- **What you are asked to do**
Find the string "педагогических" in the entries and copy each line that has it.

- **Recorded data**
— Start —

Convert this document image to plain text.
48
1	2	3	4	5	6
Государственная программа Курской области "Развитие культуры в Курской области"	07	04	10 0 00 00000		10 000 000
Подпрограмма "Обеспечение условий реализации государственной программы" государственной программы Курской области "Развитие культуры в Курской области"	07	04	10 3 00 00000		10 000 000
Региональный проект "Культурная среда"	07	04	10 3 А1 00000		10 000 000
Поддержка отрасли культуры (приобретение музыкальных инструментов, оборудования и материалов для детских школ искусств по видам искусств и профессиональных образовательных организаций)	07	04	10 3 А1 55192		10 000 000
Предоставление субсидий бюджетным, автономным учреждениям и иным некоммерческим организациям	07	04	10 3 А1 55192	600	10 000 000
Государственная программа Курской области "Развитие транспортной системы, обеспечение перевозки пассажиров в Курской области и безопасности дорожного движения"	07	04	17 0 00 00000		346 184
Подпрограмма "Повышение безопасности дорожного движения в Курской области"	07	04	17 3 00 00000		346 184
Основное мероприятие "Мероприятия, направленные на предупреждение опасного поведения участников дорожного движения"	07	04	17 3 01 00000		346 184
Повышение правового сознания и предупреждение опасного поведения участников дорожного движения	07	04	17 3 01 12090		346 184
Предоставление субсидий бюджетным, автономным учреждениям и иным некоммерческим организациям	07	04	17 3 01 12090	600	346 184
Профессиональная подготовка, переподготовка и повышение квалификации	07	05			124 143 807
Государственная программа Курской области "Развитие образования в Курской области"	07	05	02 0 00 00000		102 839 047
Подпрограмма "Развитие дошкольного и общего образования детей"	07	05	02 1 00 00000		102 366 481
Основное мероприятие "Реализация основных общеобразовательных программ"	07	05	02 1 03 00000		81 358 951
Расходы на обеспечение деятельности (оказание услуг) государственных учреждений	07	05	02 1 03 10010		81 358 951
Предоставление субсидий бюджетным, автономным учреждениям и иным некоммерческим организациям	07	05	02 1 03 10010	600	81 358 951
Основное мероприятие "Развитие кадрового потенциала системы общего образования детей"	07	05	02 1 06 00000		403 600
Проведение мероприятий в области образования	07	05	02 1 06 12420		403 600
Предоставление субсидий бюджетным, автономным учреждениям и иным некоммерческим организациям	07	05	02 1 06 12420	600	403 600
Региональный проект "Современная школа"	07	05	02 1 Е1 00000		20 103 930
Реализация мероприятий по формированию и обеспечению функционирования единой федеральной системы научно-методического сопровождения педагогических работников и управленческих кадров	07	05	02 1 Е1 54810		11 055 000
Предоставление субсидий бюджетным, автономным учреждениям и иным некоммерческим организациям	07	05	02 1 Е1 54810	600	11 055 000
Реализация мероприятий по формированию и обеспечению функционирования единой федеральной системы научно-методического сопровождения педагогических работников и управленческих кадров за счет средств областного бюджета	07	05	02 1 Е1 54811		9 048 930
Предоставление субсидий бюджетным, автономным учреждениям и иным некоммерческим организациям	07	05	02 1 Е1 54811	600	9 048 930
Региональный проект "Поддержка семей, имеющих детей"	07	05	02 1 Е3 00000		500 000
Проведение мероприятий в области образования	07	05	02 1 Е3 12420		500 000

— End —
— Start —

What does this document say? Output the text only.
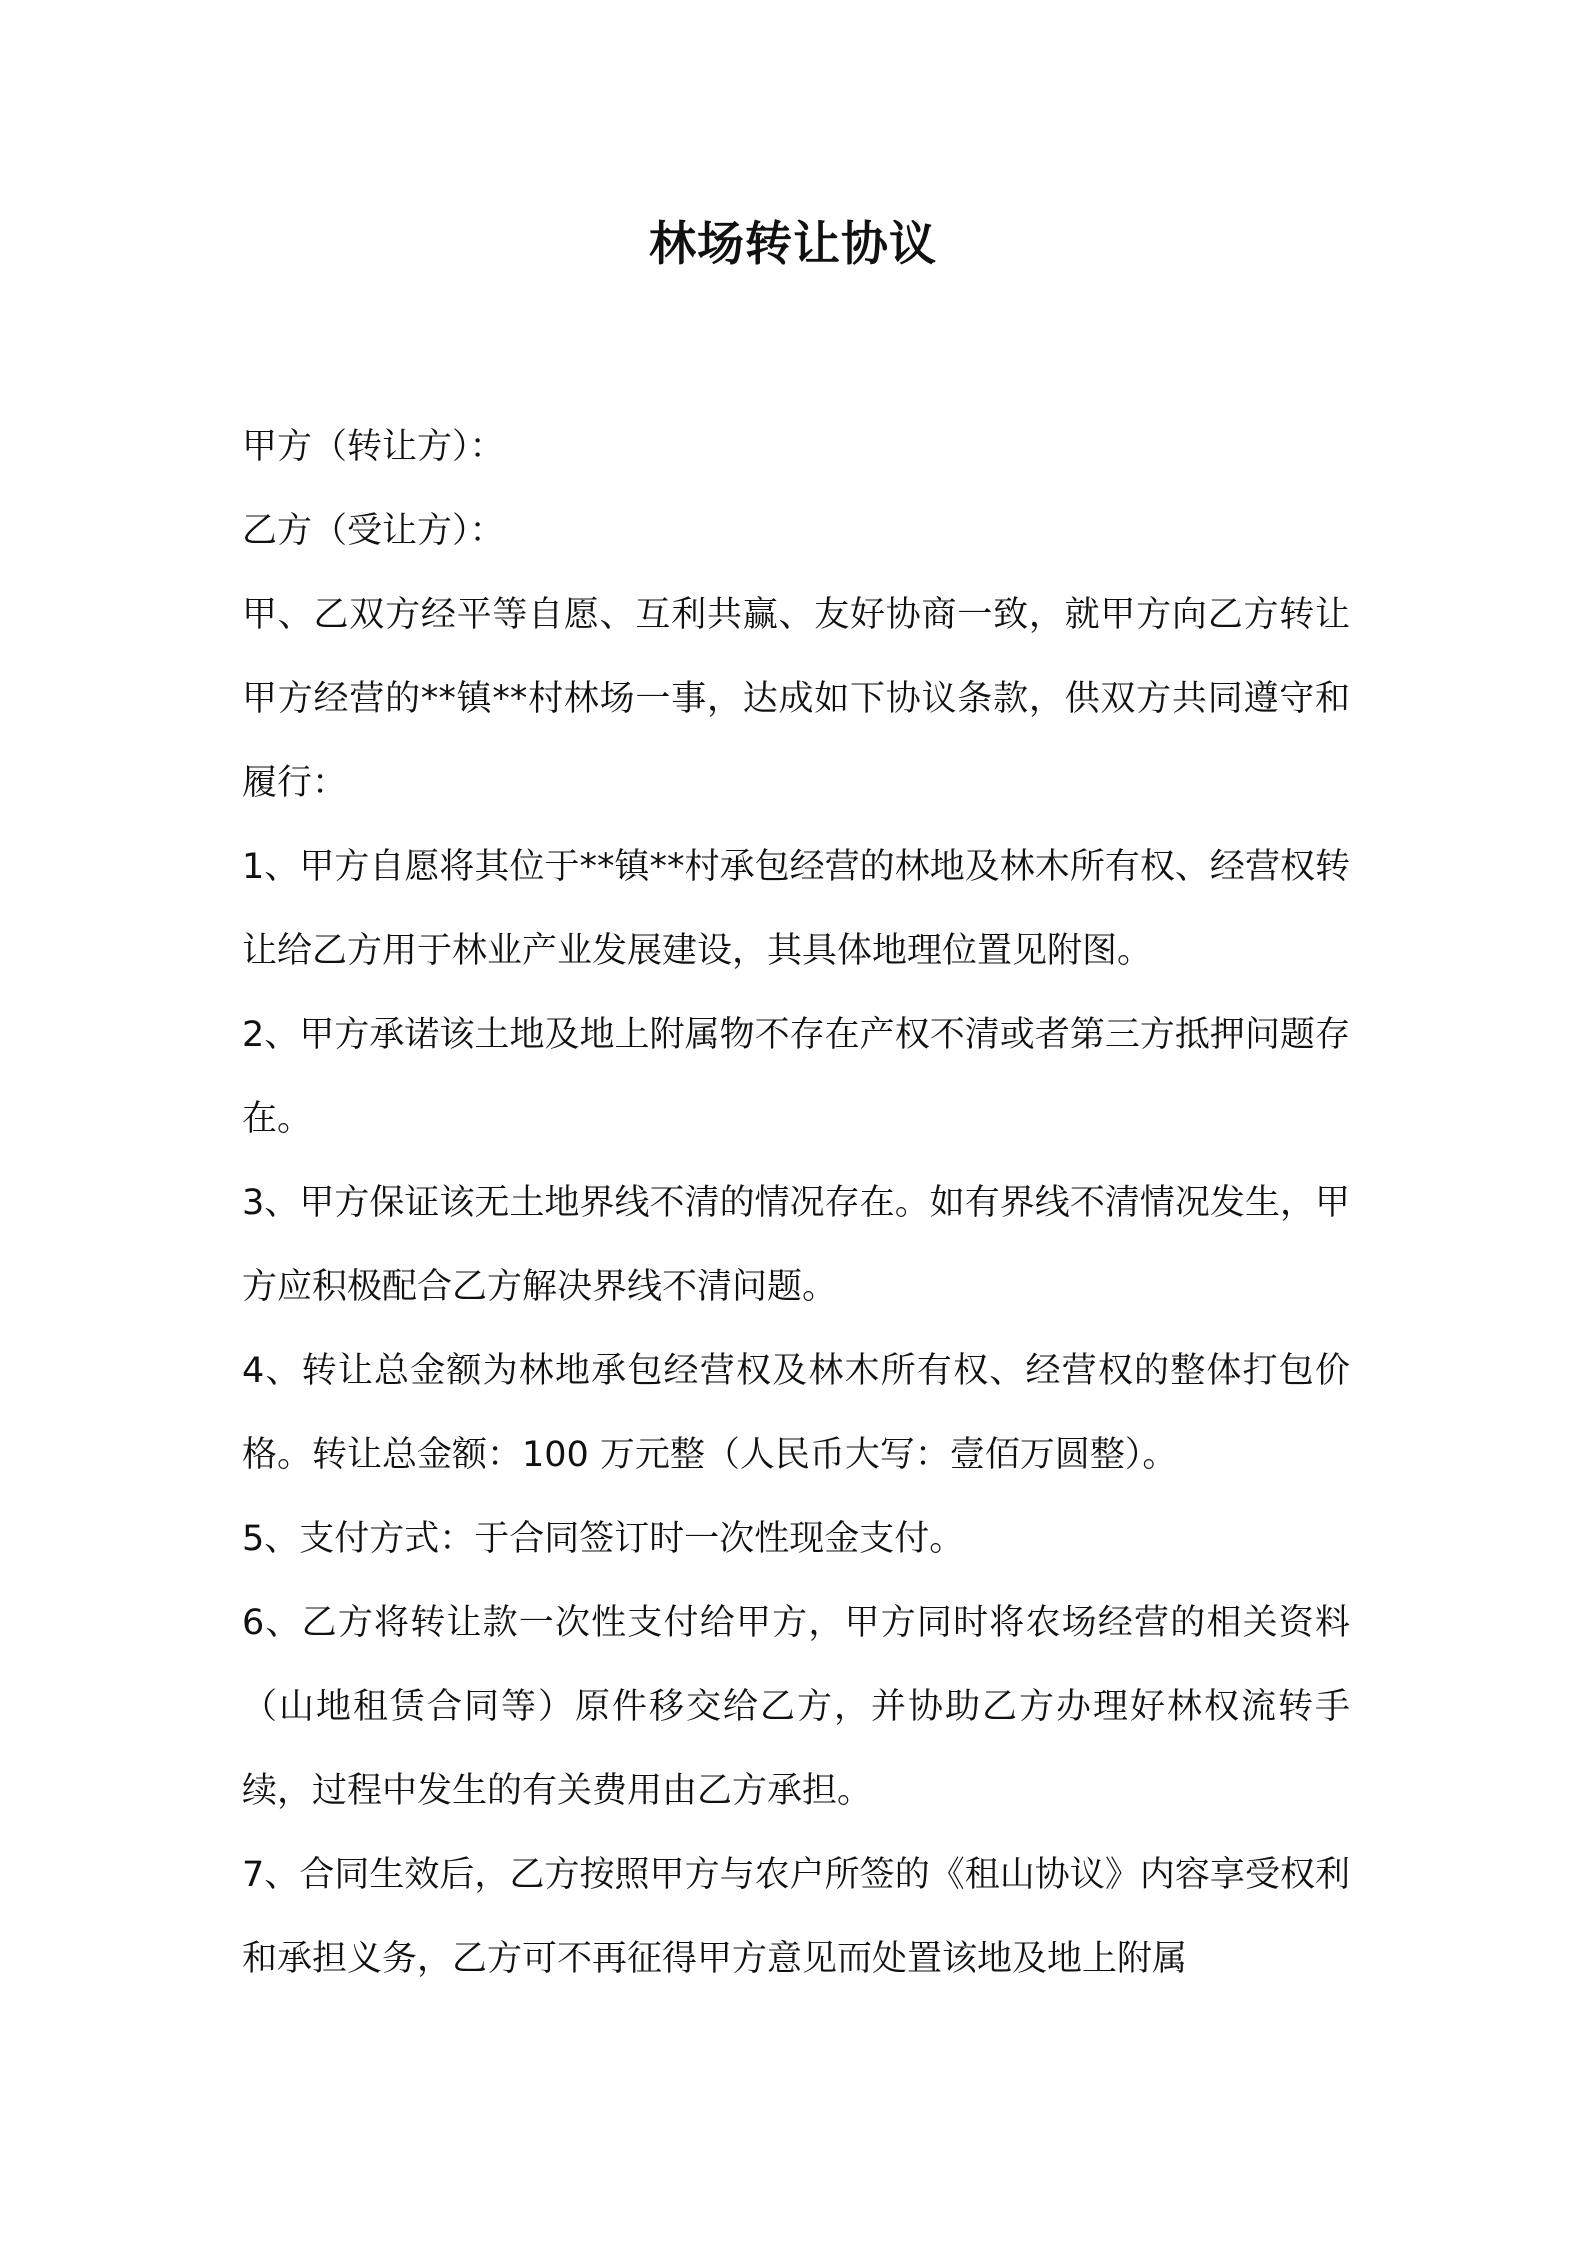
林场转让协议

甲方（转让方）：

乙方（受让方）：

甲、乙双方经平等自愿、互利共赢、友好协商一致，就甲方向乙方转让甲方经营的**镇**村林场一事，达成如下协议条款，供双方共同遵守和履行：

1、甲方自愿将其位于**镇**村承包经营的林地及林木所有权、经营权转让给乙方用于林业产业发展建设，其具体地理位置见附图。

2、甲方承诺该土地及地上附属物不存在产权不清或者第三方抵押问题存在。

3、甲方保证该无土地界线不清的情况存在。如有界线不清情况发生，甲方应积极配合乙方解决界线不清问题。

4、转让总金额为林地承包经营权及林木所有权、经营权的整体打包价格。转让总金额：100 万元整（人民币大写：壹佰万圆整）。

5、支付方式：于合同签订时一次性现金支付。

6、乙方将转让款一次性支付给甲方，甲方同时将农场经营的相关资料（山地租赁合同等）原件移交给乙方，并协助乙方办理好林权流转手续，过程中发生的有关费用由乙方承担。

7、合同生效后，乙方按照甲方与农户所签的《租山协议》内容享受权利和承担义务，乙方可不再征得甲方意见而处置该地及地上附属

— End —

- **In response**
Реализация мероприятий по формированию и обеспечению функционирования единой федеральной системы научно-методического сопровождения педагогических работников и управленческих кадров	07	05	02 1 Е1 54810		11 055 000
Реализация мероприятий по формированию и обеспечению функционирования единой федеральной системы научно-методического сопровождения педагогических работников и управленческих кадров за счет средств областного бюджета	07	05	02 1 Е1 54811		9 048 930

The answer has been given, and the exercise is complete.